**DOCUMENT PASSAGE**:

0:21
Hi, I'm Tucker Balch.
And this is Computational Investing, Part I.
In this video we are going to dig into the data.
In particular we are going to look at actual vs adjusted prices.
Price data, of course.
So actual prices are the prices that are actually
posted on the exchanges at the close.
If you look back in history, those are recorded on every exchange for
every equity.
And those are the prices that the stock was that day.
Adjusted prices are prices that are adjusted so
that they account for things like dividends and splits.
And the reason this is important is if you bought a stock back in history and
just counted its value as being the actual close on the exchange.
You would fail to account for many important aspects of the data.
Well, the return you would actually get.
So for instance, stocks pay dividends.
That's money that goes into your pocket that's not reflected
directly in the price, and
there's also things called splits that we'll get into in just a second.
But anyways, with adjusted data, you can go back in time and
simulate purchasing a stock and seeing its value accrue.
Just as if you could really hold it, held it.
And you can't do that with actually closing prices.
1:56
Here's an example.
This is IBM.
This is data just pulled down from Yahoo.

**TASK INSTRUCTIONS**:
1) In the price data transcript, what two things are adjusted prices said to account for?
2) Translate this sentence from the price data transcript into Spanish: "Adjusted prices are prices that are adjusted so that they account for things like dividends and splits."
3) Carry the price data transcript forward, starting right after its final sentence.
The rows after this point come from a different source than the price data transcript.

Saved entries
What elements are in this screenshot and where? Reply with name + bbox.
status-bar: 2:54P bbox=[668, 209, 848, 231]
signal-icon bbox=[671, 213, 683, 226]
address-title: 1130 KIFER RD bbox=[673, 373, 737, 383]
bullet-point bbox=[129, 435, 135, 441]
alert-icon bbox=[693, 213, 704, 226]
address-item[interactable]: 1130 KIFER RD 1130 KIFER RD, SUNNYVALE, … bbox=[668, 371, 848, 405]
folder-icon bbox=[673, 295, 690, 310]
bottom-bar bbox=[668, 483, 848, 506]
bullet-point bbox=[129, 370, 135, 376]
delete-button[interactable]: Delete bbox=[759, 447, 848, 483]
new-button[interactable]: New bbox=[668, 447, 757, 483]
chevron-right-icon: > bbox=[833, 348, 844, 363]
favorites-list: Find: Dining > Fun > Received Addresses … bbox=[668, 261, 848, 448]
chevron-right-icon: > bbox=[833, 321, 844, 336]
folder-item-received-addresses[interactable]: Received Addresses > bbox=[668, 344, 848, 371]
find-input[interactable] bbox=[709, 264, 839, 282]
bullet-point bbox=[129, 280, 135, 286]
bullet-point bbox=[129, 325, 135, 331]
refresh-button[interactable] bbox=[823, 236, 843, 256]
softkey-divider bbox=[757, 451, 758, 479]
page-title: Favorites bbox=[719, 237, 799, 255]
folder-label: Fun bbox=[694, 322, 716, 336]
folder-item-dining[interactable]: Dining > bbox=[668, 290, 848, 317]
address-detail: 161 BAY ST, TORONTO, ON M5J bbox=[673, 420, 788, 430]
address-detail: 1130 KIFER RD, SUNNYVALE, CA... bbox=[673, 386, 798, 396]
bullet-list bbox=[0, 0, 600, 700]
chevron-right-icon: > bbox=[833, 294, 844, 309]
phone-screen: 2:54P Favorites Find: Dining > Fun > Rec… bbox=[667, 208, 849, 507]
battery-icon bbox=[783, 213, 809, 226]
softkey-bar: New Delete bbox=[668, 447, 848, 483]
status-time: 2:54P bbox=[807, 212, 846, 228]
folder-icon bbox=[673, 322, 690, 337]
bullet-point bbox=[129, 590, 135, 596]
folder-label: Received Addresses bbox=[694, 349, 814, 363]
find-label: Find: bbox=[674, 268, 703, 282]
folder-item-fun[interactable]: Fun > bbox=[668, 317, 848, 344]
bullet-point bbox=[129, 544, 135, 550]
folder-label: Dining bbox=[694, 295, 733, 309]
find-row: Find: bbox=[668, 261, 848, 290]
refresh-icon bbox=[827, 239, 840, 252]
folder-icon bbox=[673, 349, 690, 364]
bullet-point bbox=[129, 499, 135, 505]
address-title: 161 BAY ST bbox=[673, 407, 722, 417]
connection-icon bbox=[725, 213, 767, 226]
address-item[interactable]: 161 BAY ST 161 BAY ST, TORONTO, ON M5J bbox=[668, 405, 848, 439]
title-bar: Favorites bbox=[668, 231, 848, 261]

**IN RESPONSE**:
1) Dividends and splits.

2) Los precios ajustados son precios que se ajustan para que tengan en cuenta cosas como los dividendos y los desdoblamientos de acciones.

3)
You can see here the close, which is actual close,
the close data from Yahoo.
With very recent data, the actual close shown here in red and
the adjusted close are exactly the same.
2:20
And it's always the case that the very last close,
the adjusted close and the actual close are always exactly the same.
However if you go back in time, here all the way back to 1962,
you'll see that the actual close for that day,
was $572.
But our adjusted close is only $2.53.
So why this dramatic difference?
2:50
Well, that's because the adjustments we're gonna look at.
One thing that's kind of interesting to note is if you had purchased IBM in 1962,
you'd see this growth from $2.50 to almost $200.
So almost a hundred times return.
Here's what that chart looks like.
3:31
Look in particular at this big apparent drop over one day.
The stock went from right about $300 down to $75.
What's going on there?
Well, it's not that the value of the stock dropped to one-fourth its value,
it's that IBM split their shares.
In other words, what they did is on that day everyone who had one share of IBM,
suddenly had four shares of IBM.
And the price went from $300 to $75.
The reason that companies split their stock price like
that is because very high prices make the stock a little bit less liquid.
It's hard for people to gain a significant, to purchase 100 shares,
if they have to purchase $30,000 worth versus if the price were down at 75,
they could purchase 100 shares for $7,500.
It also matters with regard to options.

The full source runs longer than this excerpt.